Figure record extracts.

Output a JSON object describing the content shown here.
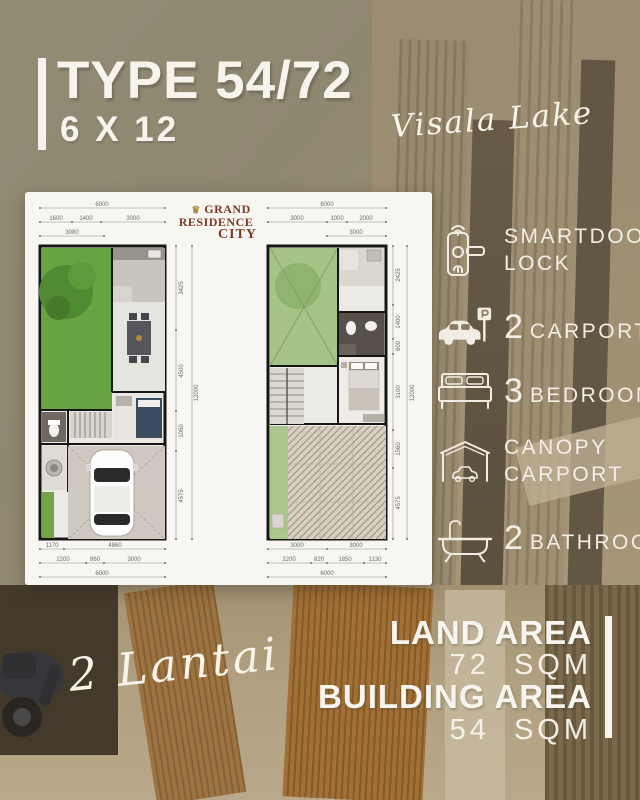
{
  "header": {
    "title": "TYPE 54/72",
    "subtitle": "6 X 12",
    "location": "Visala Lake"
  },
  "branding": {
    "crown": "♛",
    "line1": "GRAND",
    "line2": "RESIDENCE",
    "line3": "CITY"
  },
  "features": [
    {
      "name": "smartdoor-lock",
      "line1": "SMARTDOOR",
      "line2": "LOCK"
    },
    {
      "name": "carport",
      "number": "2",
      "label": "CARPORT"
    },
    {
      "name": "bedrooms",
      "number": "3",
      "label": "BEDROOMS"
    },
    {
      "name": "canopy-carport",
      "line1": "CANOPY",
      "line2": "CARPORT"
    },
    {
      "name": "bathroom",
      "number": "2",
      "label": "BATHROOM"
    }
  ],
  "floors_label": "2 Lantai",
  "area_info": {
    "land_label": "LAND AREA",
    "land_value": "72 SQM",
    "building_label": "BUILDING AREA",
    "building_value": "54 SQM"
  },
  "plans": {
    "floor1": {
      "dims_top": [
        "6000",
        "1600",
        "1400",
        "3000",
        "3080"
      ],
      "dims_bottom": [
        "1170",
        "4860",
        "2200",
        "860",
        "3000",
        "6000"
      ],
      "dims_right": [
        "3425",
        "4500",
        "1060",
        "4575",
        "12000"
      ]
    },
    "floor2": {
      "dims_top": [
        "6000",
        "3000",
        "1000",
        "2000",
        "3000"
      ],
      "dims_bottom": [
        "3000",
        "3000",
        "2200",
        "820",
        "1850",
        "1130",
        "6000"
      ],
      "dims_right": [
        "2425",
        "1400",
        "600",
        "3100",
        "1560",
        "4575",
        "12000"
      ]
    }
  },
  "colors": {
    "accent_white": "#f6f3ec",
    "logo_maroon": "#7c3b28",
    "logo_gold": "#b08d3e",
    "garden_green": "#68a342",
    "roof_garden_green": "#a6c488",
    "wood_brown": "#a46c2f",
    "background_olive": "#8d8a77"
  }
}
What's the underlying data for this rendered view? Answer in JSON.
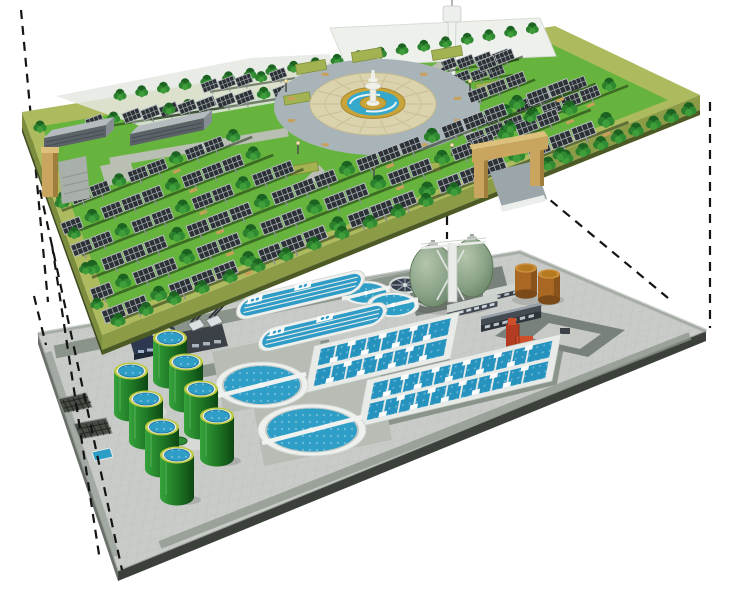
{
  "scene": {
    "type": "cutaway-axonometric-illustration",
    "subject": "underground-wastewater-treatment-plant-beneath-solar-park",
    "layers": [
      "solar-park-surface",
      "underground-treatment-plant"
    ],
    "background": "#ffffff"
  },
  "palette": {
    "grass": "#66b43d",
    "park_rim": "#aeba5e",
    "park_side_front": "#8b9b46",
    "park_side_left": "#7d8d3e",
    "park_lip": "#4c5a26",
    "panel_dark": "#2c3136",
    "panel_grid": "#aab0b5",
    "panel_post": "#8a8f94",
    "tree_dark": "#1c6322",
    "tree_mid": "#2b7f2d",
    "tree_mid2": "#2f8a31",
    "tree_light": "#3f9d3a",
    "trunk": "#7a5230",
    "plaza_ring": "#a9b4b8",
    "plaza_pave": "#dbd3ae",
    "plaza_pave_line": "#c6bc8e",
    "fountain_gold": "#c9a43a",
    "fountain_blue": "#35a9cb",
    "building_front": "#5b6268",
    "building_roof": "#b6bbc0",
    "tower_white": "#f0f2ee",
    "gate_tan": "#c9a55f",
    "gate_tan_shade": "#a07f3d",
    "gate_tan_top": "#ddc07c",
    "platform_top": "#c8cbc7",
    "platform_side": "#3b403b",
    "road_sage": "#79827a",
    "road_sage_light": "#8b948b",
    "apron": "#b7bdb5",
    "water": "#2f9ec6",
    "water_deep": "#2693bf",
    "rim_white": "#eef0ee",
    "clarifier_wall": "#c3c9c5",
    "tank_green_light": "#36a33c",
    "tank_green_dark": "#0d4713",
    "tank_rim_yellow": "#bcca40",
    "egg_green_light": "#b4c6ad",
    "egg_green_dark": "#5f7a5e",
    "brown_tank": "#a86722",
    "brown_tank_top": "#c98f3c",
    "red_equipment": "#cf4f2d",
    "red_equipment_dark": "#b23c22",
    "navy_building": "#2c3950",
    "dark_building": "#3b4147",
    "light_building": "#cdd2cd",
    "window_light": "#b9c3cc",
    "bench_tan": "#c8a05a",
    "dash_line": "#141414"
  },
  "inventory": {
    "park": {
      "solar_panels_approx": 110,
      "trees_approx": 85,
      "service_buildings": 2,
      "observation_tower": 1,
      "central_fountain_plaza": 1,
      "planter_hedges": 7,
      "entrance_gate_arch": 1,
      "entrance_pillar": 1
    },
    "plant": {
      "egg_shaped_digesters": 2,
      "brown_sludge_tanks": 2,
      "oxidation_ditches": 2,
      "circular_clarifiers_large": 2,
      "circular_clarifiers_medium": 2,
      "covered_thickeners_small": 2,
      "aeration_basin_groups": 2,
      "green_storage_tanks": 8,
      "screen_units": 2,
      "covered_tank_building": 1,
      "service_buildings": 3,
      "red_pump_unit": 1,
      "inlet_grates": 2
    },
    "connectors": {
      "dashed_projection_lines": 7
    }
  }
}
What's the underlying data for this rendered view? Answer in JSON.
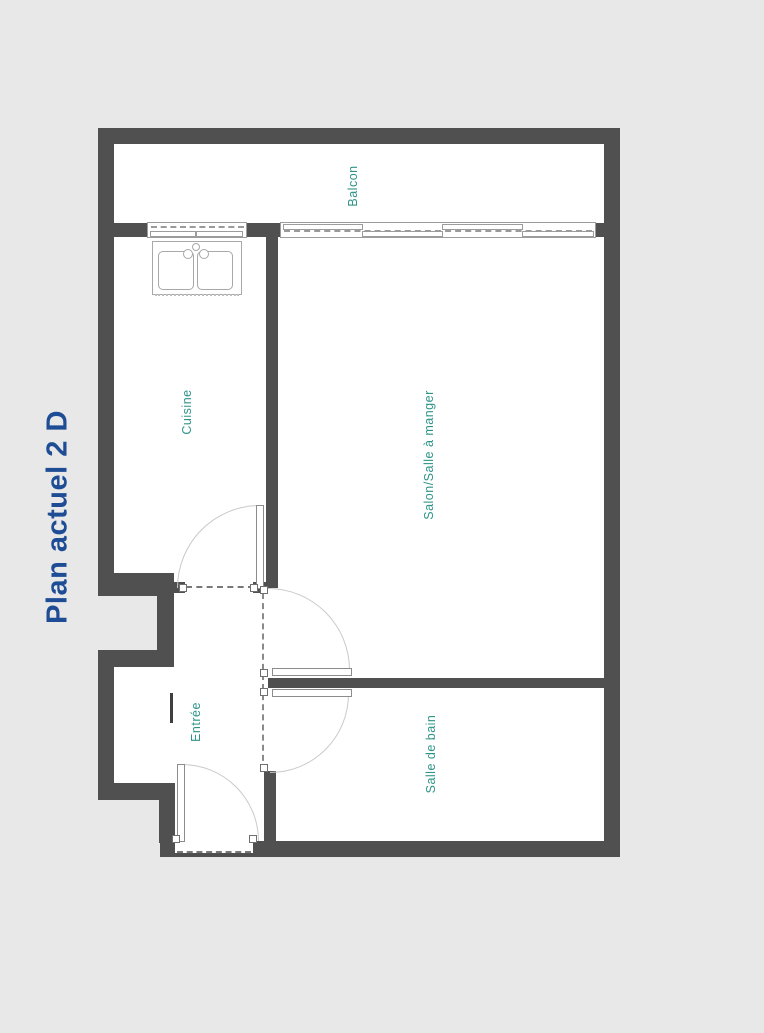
{
  "title": "Plan actuel 2 D",
  "rooms": {
    "balcon": "Balcon",
    "cuisine": "Cuisine",
    "salon": "Salon/Salle à manger",
    "entree": "Entrée",
    "salle_de_bain": "Salle de bain"
  },
  "colors": {
    "background": "#e8e8e8",
    "interior": "#ffffff",
    "wall": "#505050",
    "room_label": "#2e9488",
    "title": "#1e4d95",
    "fixture_line": "#a8a8a8"
  }
}
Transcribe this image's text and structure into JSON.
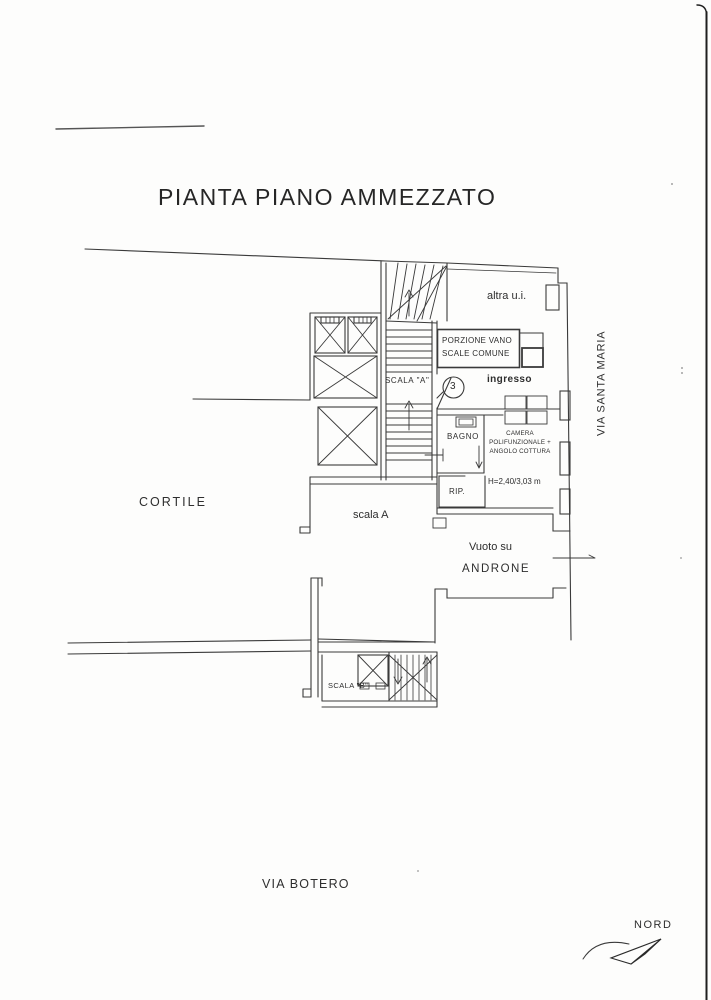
{
  "page": {
    "title": "PIANTA PIANO AMMEZZATO"
  },
  "plan": {
    "labels": {
      "altra_ui": "altra u.i.",
      "porzione_1": "PORZIONE VANO",
      "porzione_2": "SCALE COMUNE",
      "scala_a_shaft": "SCALA \"A\"",
      "unit_number": "3",
      "ingresso": "ingresso",
      "bagno": "BAGNO",
      "camera_1": "CAMERA",
      "camera_2": "POLIFUNZIONALE +",
      "camera_3": "ANGOLO COTTURA",
      "camera_height": "H=2,40/3,03 m",
      "rip": "RIP.",
      "scala_a": "scala A",
      "vuoto_1": "Vuoto su",
      "vuoto_2": "ANDRONE",
      "scala_b": "SCALA \"B\""
    },
    "context": {
      "cortile": "CORTILE",
      "via_santa_maria": "VIA SANTA MARIA",
      "via_botero": "VIA BOTERO",
      "nord": "NORD"
    },
    "ink_color": "#2e2e2e"
  }
}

Short exercise. Pictures are to be left out; all else in the entries above is to be quoted exactly.

Solution to the problem.
Output a JSON object describing the content shown here.
{
  "header": {
    "title": "TYPE 54/72",
    "subtitle": "6 X 12",
    "location": "Visala Lake"
  },
  "branding": {
    "crown": "♛",
    "line1": "GRAND",
    "line2": "RESIDENCE",
    "line3": "CITY"
  },
  "features": [
    {
      "name": "smartdoor-lock",
      "line1": "SMARTDOOR",
      "line2": "LOCK"
    },
    {
      "name": "carport",
      "number": "2",
      "label": "CARPORT"
    },
    {
      "name": "bedrooms",
      "number": "3",
      "label": "BEDROOMS"
    },
    {
      "name": "canopy-carport",
      "line1": "CANOPY",
      "line2": "CARPORT"
    },
    {
      "name": "bathroom",
      "number": "2",
      "label": "BATHROOM"
    }
  ],
  "floors_label": "2 Lantai",
  "area_info": {
    "land_label": "LAND AREA",
    "land_value": "72 SQM",
    "building_label": "BUILDING AREA",
    "building_value": "54 SQM"
  },
  "plans": {
    "floor1": {
      "dims_top": [
        "6000",
        "1600",
        "1400",
        "3000",
        "3080"
      ],
      "dims_bottom": [
        "1170",
        "4860",
        "2200",
        "860",
        "3000",
        "6000"
      ],
      "dims_right": [
        "3425",
        "4500",
        "1060",
        "4575",
        "12000"
      ]
    },
    "floor2": {
      "dims_top": [
        "6000",
        "3000",
        "1000",
        "2000",
        "3000"
      ],
      "dims_bottom": [
        "3000",
        "3000",
        "2200",
        "820",
        "1850",
        "1130",
        "6000"
      ],
      "dims_right": [
        "2425",
        "1400",
        "600",
        "3100",
        "1560",
        "4575",
        "12000"
      ]
    }
  },
  "colors": {
    "accent_white": "#f6f3ec",
    "logo_maroon": "#7c3b28",
    "logo_gold": "#b08d3e",
    "garden_green": "#68a342",
    "roof_garden_green": "#a6c488",
    "wood_brown": "#a46c2f",
    "background_olive": "#8d8a77"
  }
}
What's the underlying data for this rendered view? Answer in JSON.
{
  "scene": {
    "type": "cutaway-axonometric-illustration",
    "subject": "underground-wastewater-treatment-plant-beneath-solar-park",
    "layers": [
      "solar-park-surface",
      "underground-treatment-plant"
    ],
    "background": "#ffffff"
  },
  "palette": {
    "grass": "#66b43d",
    "park_rim": "#aeba5e",
    "park_side_front": "#8b9b46",
    "park_side_left": "#7d8d3e",
    "park_lip": "#4c5a26",
    "panel_dark": "#2c3136",
    "panel_grid": "#aab0b5",
    "panel_post": "#8a8f94",
    "tree_dark": "#1c6322",
    "tree_mid": "#2b7f2d",
    "tree_mid2": "#2f8a31",
    "tree_light": "#3f9d3a",
    "trunk": "#7a5230",
    "plaza_ring": "#a9b4b8",
    "plaza_pave": "#dbd3ae",
    "plaza_pave_line": "#c6bc8e",
    "fountain_gold": "#c9a43a",
    "fountain_blue": "#35a9cb",
    "building_front": "#5b6268",
    "building_roof": "#b6bbc0",
    "tower_white": "#f0f2ee",
    "gate_tan": "#c9a55f",
    "gate_tan_shade": "#a07f3d",
    "gate_tan_top": "#ddc07c",
    "platform_top": "#c8cbc7",
    "platform_side": "#3b403b",
    "road_sage": "#79827a",
    "road_sage_light": "#8b948b",
    "apron": "#b7bdb5",
    "water": "#2f9ec6",
    "water_deep": "#2693bf",
    "rim_white": "#eef0ee",
    "clarifier_wall": "#c3c9c5",
    "tank_green_light": "#36a33c",
    "tank_green_dark": "#0d4713",
    "tank_rim_yellow": "#bcca40",
    "egg_green_light": "#b4c6ad",
    "egg_green_dark": "#5f7a5e",
    "brown_tank": "#a86722",
    "brown_tank_top": "#c98f3c",
    "red_equipment": "#cf4f2d",
    "red_equipment_dark": "#b23c22",
    "navy_building": "#2c3950",
    "dark_building": "#3b4147",
    "light_building": "#cdd2cd",
    "window_light": "#b9c3cc",
    "bench_tan": "#c8a05a",
    "dash_line": "#141414"
  },
  "inventory": {
    "park": {
      "solar_panels_approx": 110,
      "trees_approx": 85,
      "service_buildings": 2,
      "observation_tower": 1,
      "central_fountain_plaza": 1,
      "planter_hedges": 7,
      "entrance_gate_arch": 1,
      "entrance_pillar": 1
    },
    "plant": {
      "egg_shaped_digesters": 2,
      "brown_sludge_tanks": 2,
      "oxidation_ditches": 2,
      "circular_clarifiers_large": 2,
      "circular_clarifiers_medium": 2,
      "covered_thickeners_small": 2,
      "aeration_basin_groups": 2,
      "green_storage_tanks": 8,
      "screen_units": 2,
      "covered_tank_building": 1,
      "service_buildings": 3,
      "red_pump_unit": 1,
      "inlet_grates": 2
    },
    "connectors": {
      "dashed_projection_lines": 7
    }
  }
}
What's the underlying data for this rendered view? Answer in JSON.
{
  "title": "Plan actuel 2 D",
  "rooms": {
    "balcon": "Balcon",
    "cuisine": "Cuisine",
    "salon": "Salon/Salle à manger",
    "entree": "Entrée",
    "salle_de_bain": "Salle de bain"
  },
  "colors": {
    "background": "#e8e8e8",
    "interior": "#ffffff",
    "wall": "#505050",
    "room_label": "#2e9488",
    "title": "#1e4d95",
    "fixture_line": "#a8a8a8"
  }
}
Transcribe this image's text and structure into JSON.
{
  "page": {
    "title": "PIANTA PIANO AMMEZZATO"
  },
  "plan": {
    "labels": {
      "altra_ui": "altra u.i.",
      "porzione_1": "PORZIONE VANO",
      "porzione_2": "SCALE COMUNE",
      "scala_a_shaft": "SCALA \"A\"",
      "unit_number": "3",
      "ingresso": "ingresso",
      "bagno": "BAGNO",
      "camera_1": "CAMERA",
      "camera_2": "POLIFUNZIONALE +",
      "camera_3": "ANGOLO COTTURA",
      "camera_height": "H=2,40/3,03 m",
      "rip": "RIP.",
      "scala_a": "scala A",
      "vuoto_1": "Vuoto su",
      "vuoto_2": "ANDRONE",
      "scala_b": "SCALA \"B\""
    },
    "context": {
      "cortile": "CORTILE",
      "via_santa_maria": "VIA SANTA MARIA",
      "via_botero": "VIA BOTERO",
      "nord": "NORD"
    },
    "ink_color": "#2e2e2e"
  }
}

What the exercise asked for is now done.